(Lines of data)
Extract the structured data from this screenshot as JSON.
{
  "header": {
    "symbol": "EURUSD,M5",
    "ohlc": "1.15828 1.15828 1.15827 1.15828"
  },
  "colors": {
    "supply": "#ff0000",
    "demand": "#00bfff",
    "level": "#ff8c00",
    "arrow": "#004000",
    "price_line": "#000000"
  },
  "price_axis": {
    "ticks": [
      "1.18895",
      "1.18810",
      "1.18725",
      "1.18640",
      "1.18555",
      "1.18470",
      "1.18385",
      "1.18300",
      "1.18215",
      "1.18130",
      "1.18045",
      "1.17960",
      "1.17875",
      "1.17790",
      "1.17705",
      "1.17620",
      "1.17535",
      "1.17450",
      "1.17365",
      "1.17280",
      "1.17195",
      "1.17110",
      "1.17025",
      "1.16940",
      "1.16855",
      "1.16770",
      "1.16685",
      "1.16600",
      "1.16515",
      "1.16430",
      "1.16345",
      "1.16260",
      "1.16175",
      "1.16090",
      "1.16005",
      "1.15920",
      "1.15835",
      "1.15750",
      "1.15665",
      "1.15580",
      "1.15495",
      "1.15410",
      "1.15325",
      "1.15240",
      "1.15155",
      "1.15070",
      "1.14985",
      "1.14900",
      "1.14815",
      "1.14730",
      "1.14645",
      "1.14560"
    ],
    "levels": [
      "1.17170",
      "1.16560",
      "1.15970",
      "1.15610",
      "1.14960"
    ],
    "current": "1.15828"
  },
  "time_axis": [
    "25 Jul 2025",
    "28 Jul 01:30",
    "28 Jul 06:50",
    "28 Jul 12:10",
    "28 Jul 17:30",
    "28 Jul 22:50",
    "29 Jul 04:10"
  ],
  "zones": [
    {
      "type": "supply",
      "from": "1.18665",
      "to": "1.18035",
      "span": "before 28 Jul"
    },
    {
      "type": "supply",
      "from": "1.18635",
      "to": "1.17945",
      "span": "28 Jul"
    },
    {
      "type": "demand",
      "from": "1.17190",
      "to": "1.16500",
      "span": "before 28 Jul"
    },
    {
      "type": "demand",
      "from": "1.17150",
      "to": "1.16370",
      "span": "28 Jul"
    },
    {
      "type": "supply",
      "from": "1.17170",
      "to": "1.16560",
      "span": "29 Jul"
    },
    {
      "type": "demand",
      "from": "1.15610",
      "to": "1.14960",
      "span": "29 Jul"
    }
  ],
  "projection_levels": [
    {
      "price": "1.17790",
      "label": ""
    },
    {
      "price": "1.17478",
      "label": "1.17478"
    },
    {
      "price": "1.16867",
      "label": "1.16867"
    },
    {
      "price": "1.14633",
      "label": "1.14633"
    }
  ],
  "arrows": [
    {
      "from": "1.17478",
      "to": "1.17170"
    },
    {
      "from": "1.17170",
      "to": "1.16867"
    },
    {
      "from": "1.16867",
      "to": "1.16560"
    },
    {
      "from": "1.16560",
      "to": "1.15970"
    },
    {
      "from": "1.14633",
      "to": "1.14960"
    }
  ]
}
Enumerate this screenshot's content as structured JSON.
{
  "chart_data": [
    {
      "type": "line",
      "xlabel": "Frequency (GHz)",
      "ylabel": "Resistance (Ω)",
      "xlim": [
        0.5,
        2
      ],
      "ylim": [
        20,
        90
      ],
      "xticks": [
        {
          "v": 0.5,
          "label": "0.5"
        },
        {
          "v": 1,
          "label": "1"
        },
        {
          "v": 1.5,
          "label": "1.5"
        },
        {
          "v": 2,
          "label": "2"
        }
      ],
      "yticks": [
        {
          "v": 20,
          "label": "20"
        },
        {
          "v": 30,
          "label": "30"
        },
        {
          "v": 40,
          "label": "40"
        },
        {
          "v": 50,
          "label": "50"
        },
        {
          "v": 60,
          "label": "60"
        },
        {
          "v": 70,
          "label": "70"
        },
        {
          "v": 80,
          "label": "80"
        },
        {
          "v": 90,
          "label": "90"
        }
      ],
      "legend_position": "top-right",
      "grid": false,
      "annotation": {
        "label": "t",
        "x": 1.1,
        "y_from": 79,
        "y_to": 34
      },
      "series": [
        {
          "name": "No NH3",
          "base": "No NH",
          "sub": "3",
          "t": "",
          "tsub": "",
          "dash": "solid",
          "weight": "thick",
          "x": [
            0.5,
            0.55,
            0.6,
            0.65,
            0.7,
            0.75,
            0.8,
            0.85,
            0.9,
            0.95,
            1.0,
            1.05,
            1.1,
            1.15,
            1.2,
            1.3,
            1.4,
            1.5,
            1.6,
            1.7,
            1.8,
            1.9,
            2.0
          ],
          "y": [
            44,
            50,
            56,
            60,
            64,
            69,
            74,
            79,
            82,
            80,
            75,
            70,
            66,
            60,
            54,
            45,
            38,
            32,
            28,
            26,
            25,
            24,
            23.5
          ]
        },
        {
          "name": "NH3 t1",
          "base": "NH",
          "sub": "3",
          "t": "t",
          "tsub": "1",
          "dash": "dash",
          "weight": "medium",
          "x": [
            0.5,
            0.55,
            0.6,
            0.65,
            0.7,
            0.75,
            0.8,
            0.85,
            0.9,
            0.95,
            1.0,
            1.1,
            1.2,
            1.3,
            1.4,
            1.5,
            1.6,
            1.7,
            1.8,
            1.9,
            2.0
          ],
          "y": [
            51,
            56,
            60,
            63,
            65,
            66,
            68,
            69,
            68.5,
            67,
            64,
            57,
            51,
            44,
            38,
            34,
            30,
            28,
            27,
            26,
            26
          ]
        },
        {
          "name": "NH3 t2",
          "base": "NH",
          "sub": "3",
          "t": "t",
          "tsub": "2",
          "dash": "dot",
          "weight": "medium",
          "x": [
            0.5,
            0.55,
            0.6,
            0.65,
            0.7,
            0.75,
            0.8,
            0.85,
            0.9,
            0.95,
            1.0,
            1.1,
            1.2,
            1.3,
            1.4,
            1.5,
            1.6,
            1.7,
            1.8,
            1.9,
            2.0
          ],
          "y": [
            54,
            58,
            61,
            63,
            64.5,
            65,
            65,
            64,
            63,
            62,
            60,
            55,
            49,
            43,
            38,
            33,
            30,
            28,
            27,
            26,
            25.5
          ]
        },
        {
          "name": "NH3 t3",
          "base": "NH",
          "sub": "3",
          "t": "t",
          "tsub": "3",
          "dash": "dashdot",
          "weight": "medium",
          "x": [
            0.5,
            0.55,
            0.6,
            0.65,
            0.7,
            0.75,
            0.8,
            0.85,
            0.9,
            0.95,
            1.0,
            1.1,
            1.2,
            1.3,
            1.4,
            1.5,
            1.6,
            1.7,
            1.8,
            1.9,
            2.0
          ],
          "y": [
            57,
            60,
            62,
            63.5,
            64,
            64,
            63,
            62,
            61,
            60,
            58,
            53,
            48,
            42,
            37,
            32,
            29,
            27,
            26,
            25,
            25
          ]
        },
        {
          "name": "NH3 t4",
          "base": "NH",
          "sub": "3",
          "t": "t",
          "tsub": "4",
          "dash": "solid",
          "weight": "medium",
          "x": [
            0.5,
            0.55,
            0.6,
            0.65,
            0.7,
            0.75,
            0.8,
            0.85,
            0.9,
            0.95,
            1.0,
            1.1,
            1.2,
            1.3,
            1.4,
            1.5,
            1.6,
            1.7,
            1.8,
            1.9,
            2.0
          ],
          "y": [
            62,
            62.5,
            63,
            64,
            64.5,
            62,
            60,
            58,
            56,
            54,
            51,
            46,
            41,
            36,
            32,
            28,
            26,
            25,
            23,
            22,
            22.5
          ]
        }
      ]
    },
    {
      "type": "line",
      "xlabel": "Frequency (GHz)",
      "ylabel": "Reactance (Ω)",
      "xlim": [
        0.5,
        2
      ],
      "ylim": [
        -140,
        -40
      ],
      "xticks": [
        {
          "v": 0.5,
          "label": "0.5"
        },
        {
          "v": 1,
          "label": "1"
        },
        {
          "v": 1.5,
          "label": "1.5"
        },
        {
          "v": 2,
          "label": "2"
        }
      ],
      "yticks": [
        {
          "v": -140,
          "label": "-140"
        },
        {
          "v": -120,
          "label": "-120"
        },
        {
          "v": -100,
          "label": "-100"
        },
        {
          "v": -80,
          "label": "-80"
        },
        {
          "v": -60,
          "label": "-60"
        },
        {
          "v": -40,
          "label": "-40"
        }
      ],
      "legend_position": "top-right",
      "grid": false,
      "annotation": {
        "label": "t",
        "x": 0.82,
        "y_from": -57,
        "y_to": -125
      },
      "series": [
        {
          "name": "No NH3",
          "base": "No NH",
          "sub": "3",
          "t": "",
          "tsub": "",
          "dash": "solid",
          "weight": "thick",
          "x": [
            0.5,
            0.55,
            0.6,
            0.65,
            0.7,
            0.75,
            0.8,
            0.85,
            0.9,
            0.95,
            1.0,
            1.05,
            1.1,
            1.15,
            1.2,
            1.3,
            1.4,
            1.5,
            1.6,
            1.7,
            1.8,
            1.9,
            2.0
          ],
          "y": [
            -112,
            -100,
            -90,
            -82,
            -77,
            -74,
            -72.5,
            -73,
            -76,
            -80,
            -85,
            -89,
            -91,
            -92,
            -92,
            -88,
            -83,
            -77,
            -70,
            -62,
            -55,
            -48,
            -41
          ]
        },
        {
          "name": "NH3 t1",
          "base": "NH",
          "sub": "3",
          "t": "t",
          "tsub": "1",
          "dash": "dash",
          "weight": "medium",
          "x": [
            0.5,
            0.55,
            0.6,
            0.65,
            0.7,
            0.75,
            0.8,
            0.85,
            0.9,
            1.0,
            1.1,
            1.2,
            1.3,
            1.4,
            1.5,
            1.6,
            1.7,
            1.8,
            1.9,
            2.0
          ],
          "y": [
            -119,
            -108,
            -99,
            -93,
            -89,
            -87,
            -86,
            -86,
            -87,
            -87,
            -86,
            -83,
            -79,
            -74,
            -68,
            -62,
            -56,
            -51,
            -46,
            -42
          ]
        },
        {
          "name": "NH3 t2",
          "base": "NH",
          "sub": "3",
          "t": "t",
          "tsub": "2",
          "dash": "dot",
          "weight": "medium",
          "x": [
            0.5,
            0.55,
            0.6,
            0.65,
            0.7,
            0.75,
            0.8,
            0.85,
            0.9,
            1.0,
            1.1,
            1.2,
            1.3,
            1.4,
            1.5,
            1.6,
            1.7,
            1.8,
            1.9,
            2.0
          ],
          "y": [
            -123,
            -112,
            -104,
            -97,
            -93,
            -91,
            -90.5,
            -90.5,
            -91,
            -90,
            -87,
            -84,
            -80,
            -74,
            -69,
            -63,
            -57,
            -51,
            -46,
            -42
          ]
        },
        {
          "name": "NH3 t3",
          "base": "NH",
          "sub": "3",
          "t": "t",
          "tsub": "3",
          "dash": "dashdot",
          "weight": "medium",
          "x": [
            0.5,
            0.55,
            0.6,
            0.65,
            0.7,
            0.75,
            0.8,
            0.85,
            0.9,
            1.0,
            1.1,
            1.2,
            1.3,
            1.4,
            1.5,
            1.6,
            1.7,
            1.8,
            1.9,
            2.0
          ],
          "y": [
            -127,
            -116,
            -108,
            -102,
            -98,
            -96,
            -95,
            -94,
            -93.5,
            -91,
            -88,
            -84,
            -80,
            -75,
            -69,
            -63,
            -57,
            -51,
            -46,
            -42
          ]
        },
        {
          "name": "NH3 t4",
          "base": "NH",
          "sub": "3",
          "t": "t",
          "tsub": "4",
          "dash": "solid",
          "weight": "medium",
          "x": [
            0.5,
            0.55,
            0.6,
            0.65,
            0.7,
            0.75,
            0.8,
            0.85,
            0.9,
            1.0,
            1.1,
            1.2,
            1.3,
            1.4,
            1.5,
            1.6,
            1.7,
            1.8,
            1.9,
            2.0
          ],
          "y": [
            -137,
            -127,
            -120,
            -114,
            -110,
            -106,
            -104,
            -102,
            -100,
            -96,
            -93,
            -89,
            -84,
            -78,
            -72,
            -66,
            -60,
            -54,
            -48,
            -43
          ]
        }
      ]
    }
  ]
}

## WRITTEN REQUEST
In the listing, find all lines with the string "ylabel" and copy them.

## OUTPUT OF THE TASK
      "ylabel": "Resistance (Ω)",
      "ylabel": "Reactance (Ω)",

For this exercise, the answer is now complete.